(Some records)
━━━━━━━━━━━━━━━━━━━━

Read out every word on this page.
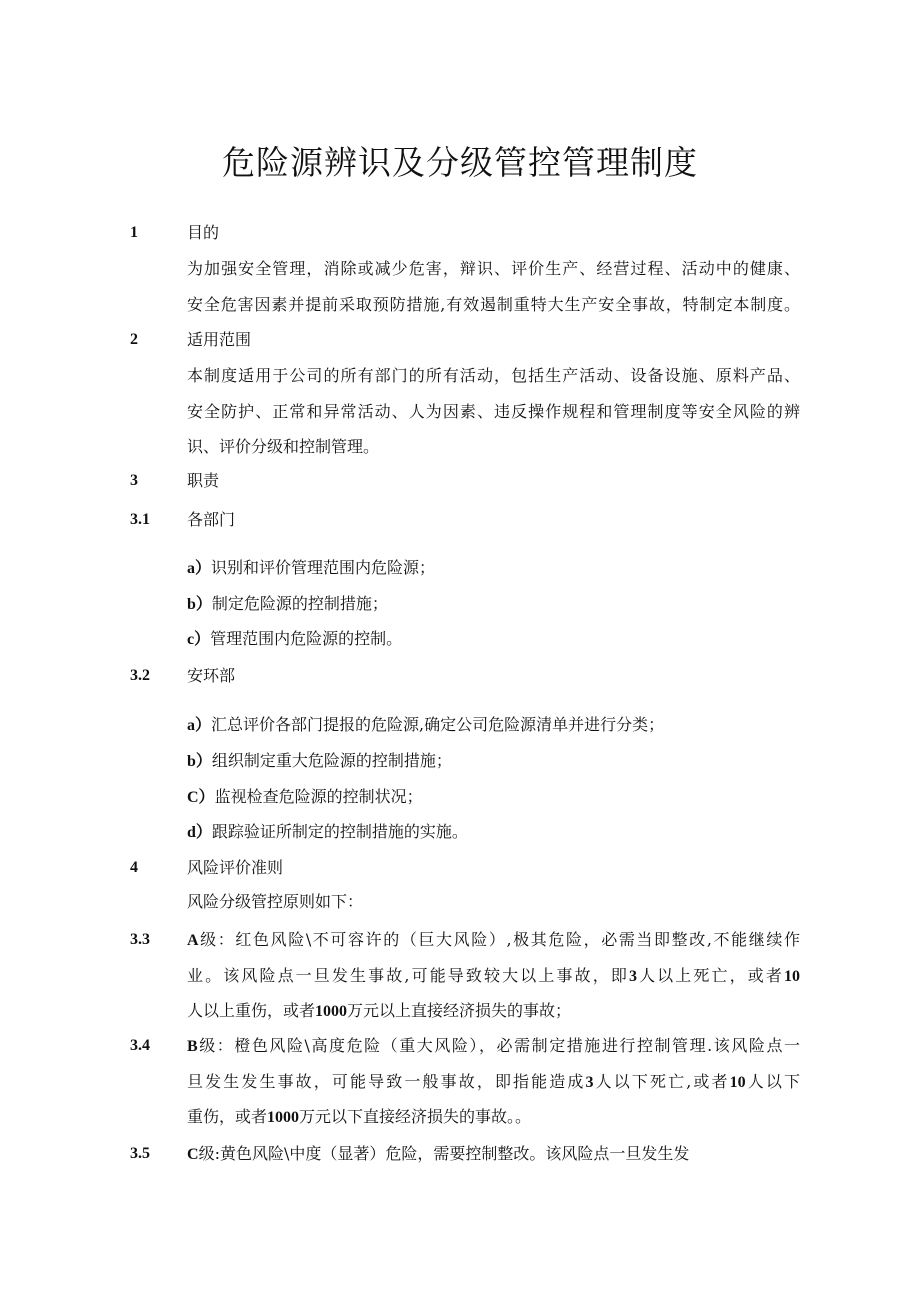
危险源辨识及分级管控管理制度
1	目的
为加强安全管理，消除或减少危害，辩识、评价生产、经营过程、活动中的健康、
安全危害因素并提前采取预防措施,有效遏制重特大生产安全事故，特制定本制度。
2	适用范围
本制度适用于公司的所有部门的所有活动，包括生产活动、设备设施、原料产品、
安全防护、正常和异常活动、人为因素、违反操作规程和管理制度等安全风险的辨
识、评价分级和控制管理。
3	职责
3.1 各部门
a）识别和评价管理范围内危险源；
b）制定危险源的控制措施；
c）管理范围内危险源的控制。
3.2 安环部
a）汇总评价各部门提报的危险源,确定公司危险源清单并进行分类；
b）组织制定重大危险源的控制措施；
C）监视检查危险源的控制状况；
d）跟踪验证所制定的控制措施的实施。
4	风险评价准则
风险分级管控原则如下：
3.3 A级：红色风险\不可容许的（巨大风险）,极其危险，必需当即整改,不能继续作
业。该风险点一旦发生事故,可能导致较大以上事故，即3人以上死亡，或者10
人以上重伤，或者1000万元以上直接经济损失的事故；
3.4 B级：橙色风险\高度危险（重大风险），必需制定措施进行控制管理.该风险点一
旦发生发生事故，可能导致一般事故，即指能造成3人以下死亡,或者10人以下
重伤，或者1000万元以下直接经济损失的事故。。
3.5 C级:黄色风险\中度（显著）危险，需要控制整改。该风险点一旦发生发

━━━━━━━━━━━━━━━━━━━━

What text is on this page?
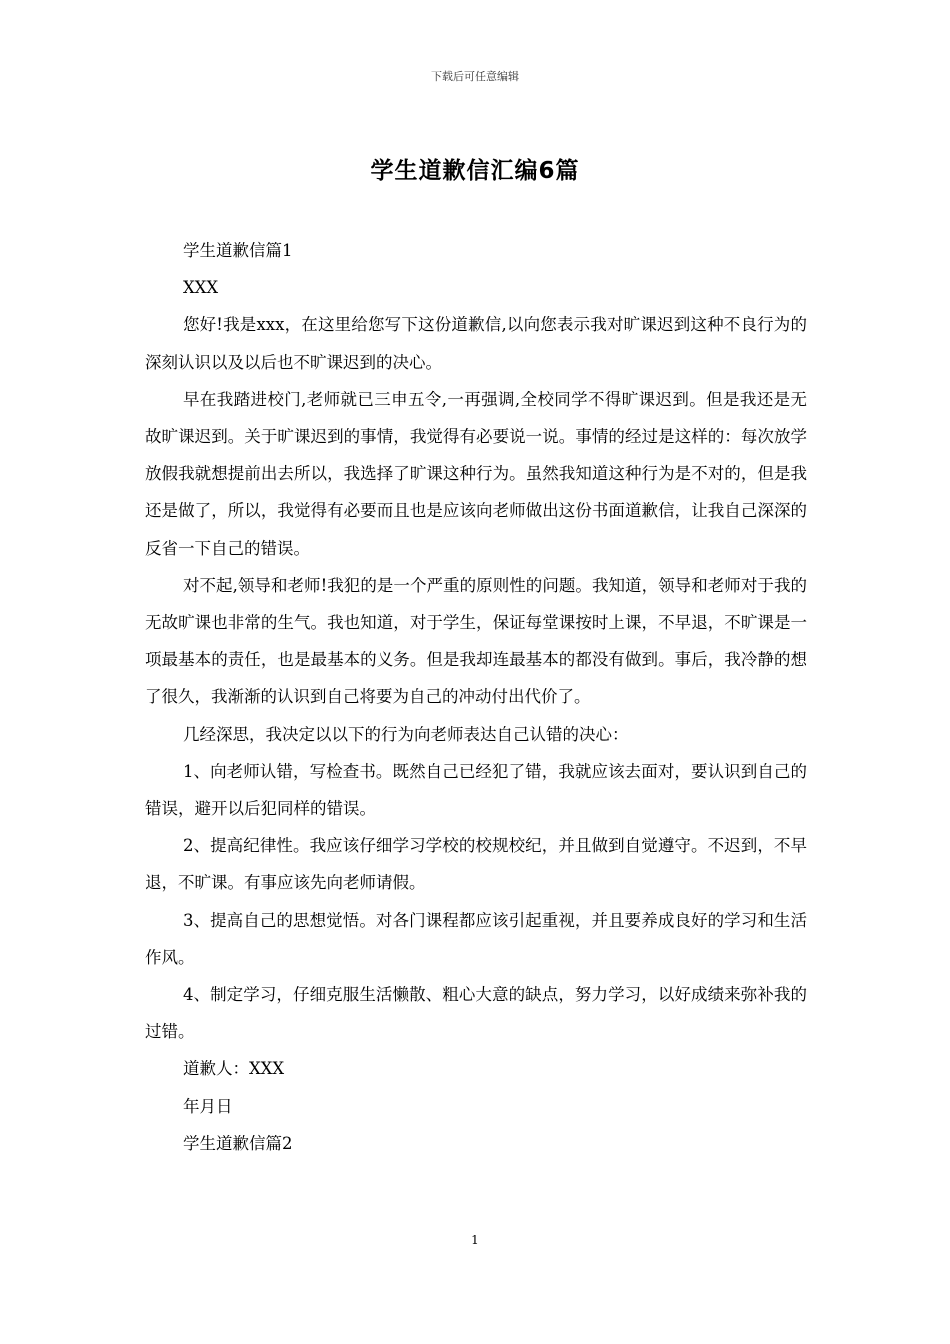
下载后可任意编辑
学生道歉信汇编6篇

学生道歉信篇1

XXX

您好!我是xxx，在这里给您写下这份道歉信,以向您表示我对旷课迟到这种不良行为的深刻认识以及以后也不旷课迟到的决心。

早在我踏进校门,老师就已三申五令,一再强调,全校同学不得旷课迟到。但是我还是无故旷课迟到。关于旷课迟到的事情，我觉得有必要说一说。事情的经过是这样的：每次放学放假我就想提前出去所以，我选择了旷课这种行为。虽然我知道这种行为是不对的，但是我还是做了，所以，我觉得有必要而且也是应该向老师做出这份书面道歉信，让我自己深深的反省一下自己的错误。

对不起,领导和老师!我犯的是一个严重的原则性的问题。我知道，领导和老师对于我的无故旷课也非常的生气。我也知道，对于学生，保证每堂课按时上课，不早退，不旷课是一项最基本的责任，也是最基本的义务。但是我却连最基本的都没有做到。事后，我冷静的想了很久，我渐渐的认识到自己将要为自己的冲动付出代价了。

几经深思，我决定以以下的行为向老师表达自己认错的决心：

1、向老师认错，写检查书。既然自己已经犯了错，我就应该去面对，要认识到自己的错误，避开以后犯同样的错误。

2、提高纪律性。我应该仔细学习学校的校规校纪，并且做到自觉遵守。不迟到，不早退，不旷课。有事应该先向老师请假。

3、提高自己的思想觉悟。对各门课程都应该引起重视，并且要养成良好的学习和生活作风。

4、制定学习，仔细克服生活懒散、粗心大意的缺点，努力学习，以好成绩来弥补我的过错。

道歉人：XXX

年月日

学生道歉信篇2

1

━━━━━━━━━━━━━━━━━━━━

OBJECTIVE:
Gather all lines from the listing above in which "this" occurs.

TASK RESPONSE:
Read out every word on this page.
What text is on this page?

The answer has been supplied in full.